§ **Exercise brief**: Nothing in the records may be left out or altered; reproduce them all exactly.

§ **Task material**:
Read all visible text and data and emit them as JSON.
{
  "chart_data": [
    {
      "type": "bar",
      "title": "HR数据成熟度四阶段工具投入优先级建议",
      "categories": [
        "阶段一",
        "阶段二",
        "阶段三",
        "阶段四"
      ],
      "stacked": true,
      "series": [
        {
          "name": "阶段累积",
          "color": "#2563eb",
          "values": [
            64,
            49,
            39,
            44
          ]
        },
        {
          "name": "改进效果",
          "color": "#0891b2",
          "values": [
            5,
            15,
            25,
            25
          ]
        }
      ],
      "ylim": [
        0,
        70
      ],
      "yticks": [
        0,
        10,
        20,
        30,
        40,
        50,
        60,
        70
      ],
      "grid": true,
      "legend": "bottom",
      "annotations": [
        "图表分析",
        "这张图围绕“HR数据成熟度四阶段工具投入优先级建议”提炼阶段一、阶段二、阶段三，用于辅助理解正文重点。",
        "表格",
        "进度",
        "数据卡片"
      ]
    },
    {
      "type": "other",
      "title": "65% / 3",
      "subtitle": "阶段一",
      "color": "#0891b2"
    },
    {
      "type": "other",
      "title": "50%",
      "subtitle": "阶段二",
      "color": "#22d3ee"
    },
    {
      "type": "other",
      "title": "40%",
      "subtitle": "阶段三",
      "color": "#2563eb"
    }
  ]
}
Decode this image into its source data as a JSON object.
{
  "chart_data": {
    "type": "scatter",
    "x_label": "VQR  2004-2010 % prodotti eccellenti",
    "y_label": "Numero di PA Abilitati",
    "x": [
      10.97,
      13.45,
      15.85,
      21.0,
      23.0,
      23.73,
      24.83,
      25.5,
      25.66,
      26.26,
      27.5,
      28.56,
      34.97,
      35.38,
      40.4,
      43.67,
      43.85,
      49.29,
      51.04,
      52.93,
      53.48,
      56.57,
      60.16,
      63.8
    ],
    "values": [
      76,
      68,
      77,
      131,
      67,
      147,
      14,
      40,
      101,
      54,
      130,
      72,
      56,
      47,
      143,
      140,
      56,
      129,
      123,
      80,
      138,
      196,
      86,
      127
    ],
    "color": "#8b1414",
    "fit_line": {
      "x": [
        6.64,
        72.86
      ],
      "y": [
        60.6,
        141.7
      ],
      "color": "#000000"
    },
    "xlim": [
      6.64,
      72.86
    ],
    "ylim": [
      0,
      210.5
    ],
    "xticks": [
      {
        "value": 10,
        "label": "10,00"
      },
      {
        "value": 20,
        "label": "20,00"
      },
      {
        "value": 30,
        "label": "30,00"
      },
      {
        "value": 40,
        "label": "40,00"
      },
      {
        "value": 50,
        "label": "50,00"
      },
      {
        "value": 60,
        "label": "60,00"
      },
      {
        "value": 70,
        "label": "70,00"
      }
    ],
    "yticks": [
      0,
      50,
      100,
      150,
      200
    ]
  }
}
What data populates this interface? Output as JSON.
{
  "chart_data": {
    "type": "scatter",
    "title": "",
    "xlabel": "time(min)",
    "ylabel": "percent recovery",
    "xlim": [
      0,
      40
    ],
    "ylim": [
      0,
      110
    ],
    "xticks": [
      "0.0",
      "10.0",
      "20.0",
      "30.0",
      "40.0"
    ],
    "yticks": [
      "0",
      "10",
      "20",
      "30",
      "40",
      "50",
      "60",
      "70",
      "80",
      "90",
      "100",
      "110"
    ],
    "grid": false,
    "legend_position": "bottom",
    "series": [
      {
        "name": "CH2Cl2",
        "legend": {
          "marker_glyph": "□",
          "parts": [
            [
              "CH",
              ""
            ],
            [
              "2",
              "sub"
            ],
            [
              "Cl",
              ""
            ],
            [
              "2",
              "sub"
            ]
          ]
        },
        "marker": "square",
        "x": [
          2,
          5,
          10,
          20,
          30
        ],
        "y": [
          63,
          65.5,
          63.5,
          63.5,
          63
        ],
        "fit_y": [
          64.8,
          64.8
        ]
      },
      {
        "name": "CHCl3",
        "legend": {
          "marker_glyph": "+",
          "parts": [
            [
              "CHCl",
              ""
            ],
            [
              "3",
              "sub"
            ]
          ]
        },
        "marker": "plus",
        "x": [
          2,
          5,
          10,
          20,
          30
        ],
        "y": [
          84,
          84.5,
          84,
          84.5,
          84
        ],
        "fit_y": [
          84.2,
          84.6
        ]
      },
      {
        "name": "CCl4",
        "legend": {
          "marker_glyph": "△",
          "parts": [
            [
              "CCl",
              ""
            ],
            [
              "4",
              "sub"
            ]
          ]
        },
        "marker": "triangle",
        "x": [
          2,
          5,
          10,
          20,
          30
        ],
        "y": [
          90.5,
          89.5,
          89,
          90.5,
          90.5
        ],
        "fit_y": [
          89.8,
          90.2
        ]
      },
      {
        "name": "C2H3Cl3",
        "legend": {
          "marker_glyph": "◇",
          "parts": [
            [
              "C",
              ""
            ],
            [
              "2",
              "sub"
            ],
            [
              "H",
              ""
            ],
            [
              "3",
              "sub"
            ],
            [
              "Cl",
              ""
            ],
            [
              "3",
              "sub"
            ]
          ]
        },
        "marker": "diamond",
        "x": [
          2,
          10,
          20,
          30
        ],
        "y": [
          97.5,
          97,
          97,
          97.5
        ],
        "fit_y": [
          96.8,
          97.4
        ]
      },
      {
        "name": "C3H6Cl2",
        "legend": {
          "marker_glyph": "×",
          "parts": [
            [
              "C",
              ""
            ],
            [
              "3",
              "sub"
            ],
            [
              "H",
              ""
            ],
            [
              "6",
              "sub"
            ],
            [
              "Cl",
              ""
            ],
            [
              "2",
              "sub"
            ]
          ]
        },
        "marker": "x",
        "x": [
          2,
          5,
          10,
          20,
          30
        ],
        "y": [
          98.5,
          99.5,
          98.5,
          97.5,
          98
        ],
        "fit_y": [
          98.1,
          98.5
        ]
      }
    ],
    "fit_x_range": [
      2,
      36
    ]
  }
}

§ **Written answer**:
Read all visible text and data and emit them as JSON.
{
  "chart_data": [
    {
      "type": "bar",
      "title": "HR数据成熟度四阶段工具投入优先级建议",
      "categories": [
        "阶段一",
        "阶段二",
        "阶段三",
        "阶段四"
      ],
      "stacked": true,
      "series": [
        {
          "name": "阶段累积",
          "color": "#2563eb",
          "values": [
            64,
            49,
            39,
            44
          ]
        },
        {
          "name": "改进效果",
          "color": "#0891b2",
          "values": [
            5,
            15,
            25,
            25
          ]
        }
      ],
      "ylim": [
        0,
        70
      ],
      "yticks": [
        0,
        10,
        20,
        30,
        40,
        50,
        60,
        70
      ],
      "grid": true,
      "legend": "bottom",
      "annotations": [
        "图表分析",
        "这张图围绕“HR数据成熟度四阶段工具投入优先级建议”提炼阶段一、阶段二、阶段三，用于辅助理解正文重点。",
        "表格",
        "进度",
        "数据卡片"
      ]
    },
    {
      "type": "other",
      "title": "65% / 3",
      "subtitle": "阶段一",
      "color": "#0891b2"
    },
    {
      "type": "other",
      "title": "50%",
      "subtitle": "阶段二",
      "color": "#22d3ee"
    },
    {
      "type": "other",
      "title": "40%",
      "subtitle": "阶段三",
      "color": "#2563eb"
    }
  ]
}
Decode this image into its source data as a JSON object.
{
  "chart_data": {
    "type": "scatter",
    "x_label": "VQR  2004-2010 % prodotti eccellenti",
    "y_label": "Numero di PA Abilitati",
    "x": [
      10.97,
      13.45,
      15.85,
      21.0,
      23.0,
      23.73,
      24.83,
      25.5,
      25.66,
      26.26,
      27.5,
      28.56,
      34.97,
      35.38,
      40.4,
      43.67,
      43.85,
      49.29,
      51.04,
      52.93,
      53.48,
      56.57,
      60.16,
      63.8
    ],
    "values": [
      76,
      68,
      77,
      131,
      67,
      147,
      14,
      40,
      101,
      54,
      130,
      72,
      56,
      47,
      143,
      140,
      56,
      129,
      123,
      80,
      138,
      196,
      86,
      127
    ],
    "color": "#8b1414",
    "fit_line": {
      "x": [
        6.64,
        72.86
      ],
      "y": [
        60.6,
        141.7
      ],
      "color": "#000000"
    },
    "xlim": [
      6.64,
      72.86
    ],
    "ylim": [
      0,
      210.5
    ],
    "xticks": [
      {
        "value": 10,
        "label": "10,00"
      },
      {
        "value": 20,
        "label": "20,00"
      },
      {
        "value": 30,
        "label": "30,00"
      },
      {
        "value": 40,
        "label": "40,00"
      },
      {
        "value": 50,
        "label": "50,00"
      },
      {
        "value": 60,
        "label": "60,00"
      },
      {
        "value": 70,
        "label": "70,00"
      }
    ],
    "yticks": [
      0,
      50,
      100,
      150,
      200
    ]
  }
}
What data populates this interface? Output as JSON.
{
  "chart_data": {
    "type": "scatter",
    "title": "",
    "xlabel": "time(min)",
    "ylabel": "percent recovery",
    "xlim": [
      0,
      40
    ],
    "ylim": [
      0,
      110
    ],
    "xticks": [
      "0.0",
      "10.0",
      "20.0",
      "30.0",
      "40.0"
    ],
    "yticks": [
      "0",
      "10",
      "20",
      "30",
      "40",
      "50",
      "60",
      "70",
      "80",
      "90",
      "100",
      "110"
    ],
    "grid": false,
    "legend_position": "bottom",
    "series": [
      {
        "name": "CH2Cl2",
        "legend": {
          "marker_glyph": "□",
          "parts": [
            [
              "CH",
              ""
            ],
            [
              "2",
              "sub"
            ],
            [
              "Cl",
              ""
            ],
            [
              "2",
              "sub"
            ]
          ]
        },
        "marker": "square",
        "x": [
          2,
          5,
          10,
          20,
          30
        ],
        "y": [
          63,
          65.5,
          63.5,
          63.5,
          63
        ],
        "fit_y": [
          64.8,
          64.8
        ]
      },
      {
        "name": "CHCl3",
        "legend": {
          "marker_glyph": "+",
          "parts": [
            [
              "CHCl",
              ""
            ],
            [
              "3",
              "sub"
            ]
          ]
        },
        "marker": "plus",
        "x": [
          2,
          5,
          10,
          20,
          30
        ],
        "y": [
          84,
          84.5,
          84,
          84.5,
          84
        ],
        "fit_y": [
          84.2,
          84.6
        ]
      },
      {
        "name": "CCl4",
        "legend": {
          "marker_glyph": "△",
          "parts": [
            [
              "CCl",
              ""
            ],
            [
              "4",
              "sub"
            ]
          ]
        },
        "marker": "triangle",
        "x": [
          2,
          5,
          10,
          20,
          30
        ],
        "y": [
          90.5,
          89.5,
          89,
          90.5,
          90.5
        ],
        "fit_y": [
          89.8,
          90.2
        ]
      },
      {
        "name": "C2H3Cl3",
        "legend": {
          "marker_glyph": "◇",
          "parts": [
            [
              "C",
              ""
            ],
            [
              "2",
              "sub"
            ],
            [
              "H",
              ""
            ],
            [
              "3",
              "sub"
            ],
            [
              "Cl",
              ""
            ],
            [
              "3",
              "sub"
            ]
          ]
        },
        "marker": "diamond",
        "x": [
          2,
          10,
          20,
          30
        ],
        "y": [
          97.5,
          97,
          97,
          97.5
        ],
        "fit_y": [
          96.8,
          97.4
        ]
      },
      {
        "name": "C3H6Cl2",
        "legend": {
          "marker_glyph": "×",
          "parts": [
            [
              "C",
              ""
            ],
            [
              "3",
              "sub"
            ],
            [
              "H",
              ""
            ],
            [
              "6",
              "sub"
            ],
            [
              "Cl",
              ""
            ],
            [
              "2",
              "sub"
            ]
          ]
        },
        "marker": "x",
        "x": [
          2,
          5,
          10,
          20,
          30
        ],
        "y": [
          98.5,
          99.5,
          98.5,
          97.5,
          98
        ],
        "fit_y": [
          98.1,
          98.5
        ]
      }
    ],
    "fit_x_range": [
      2,
      36
    ]
  }
}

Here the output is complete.